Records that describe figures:

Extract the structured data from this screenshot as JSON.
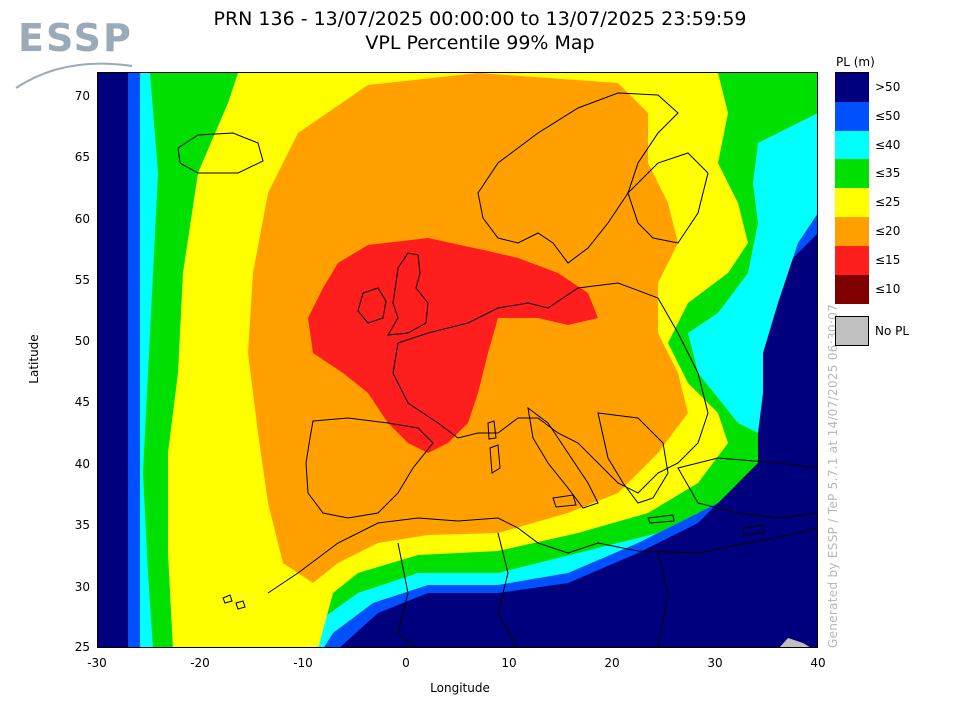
{
  "logo": {
    "text": "ESSP"
  },
  "title": {
    "line1": "PRN 136 - 13/07/2025 00:00:00 to 13/07/2025 23:59:59",
    "line2": "VPL Percentile 99% Map"
  },
  "axes": {
    "xlabel": "Longitude",
    "ylabel": "Latitude",
    "xticks": [
      "-30",
      "-20",
      "-10",
      "0",
      "10",
      "20",
      "30",
      "40"
    ],
    "yticks": [
      "70",
      "65",
      "60",
      "55",
      "50",
      "45",
      "40",
      "35",
      "30",
      "25"
    ]
  },
  "legend": {
    "title": "PL (m)",
    "items": [
      {
        "label": ">50",
        "color": "#00007f"
      },
      {
        "label": "≤50",
        "color": "#0050ff"
      },
      {
        "label": "≤40",
        "color": "#00ffff"
      },
      {
        "label": "≤35",
        "color": "#00e000"
      },
      {
        "label": "≤25",
        "color": "#ffff00"
      },
      {
        "label": "≤20",
        "color": "#ffa000"
      },
      {
        "label": "≤15",
        "color": "#ff1e1e"
      },
      {
        "label": "≤10",
        "color": "#800000"
      }
    ],
    "no_pl": {
      "label": "No PL",
      "color": "#c0c0c0"
    }
  },
  "watermark": "Generated by ESSP / TeP 5.7.1 at 14/07/2025 06:30:07",
  "map": {
    "lon_range": [
      -30,
      40
    ],
    "lat_range": [
      25,
      72
    ]
  }
}
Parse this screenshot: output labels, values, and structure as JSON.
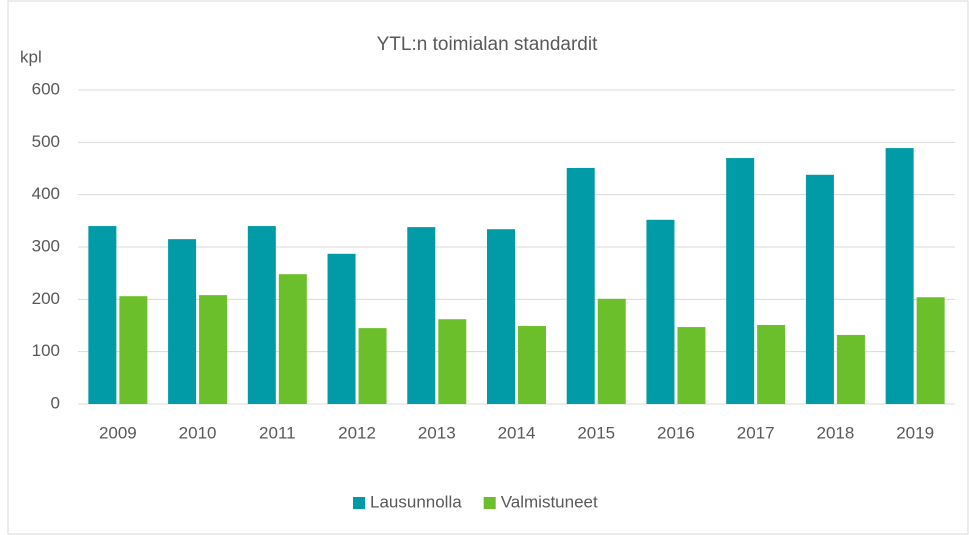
{
  "chart_data": {
    "type": "bar",
    "title": "YTL:n toimialan standardit",
    "ylabel": "kpl",
    "categories": [
      "2009",
      "2010",
      "2011",
      "2012",
      "2013",
      "2014",
      "2015",
      "2016",
      "2017",
      "2018",
      "2019"
    ],
    "series": [
      {
        "name": "Lausunnolla",
        "color": "#009ba7",
        "values": [
          340,
          315,
          340,
          287,
          338,
          334,
          451,
          352,
          470,
          438,
          489
        ]
      },
      {
        "name": "Valmistuneet",
        "color": "#6abf2a",
        "values": [
          206,
          208,
          248,
          145,
          162,
          149,
          201,
          147,
          151,
          132,
          204
        ]
      }
    ],
    "ylim": [
      0,
      600
    ],
    "yticks": [
      0,
      100,
      200,
      300,
      400,
      500,
      600
    ],
    "grid": true,
    "legend": "bottom"
  }
}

_Exercise aim_: Look through the material above. Copy each line where the word "this" appears.

_Task result_:
Extract the structured data from this screenshot as JSON.
Parse this screenshot: output labels, values, and structure as JSON.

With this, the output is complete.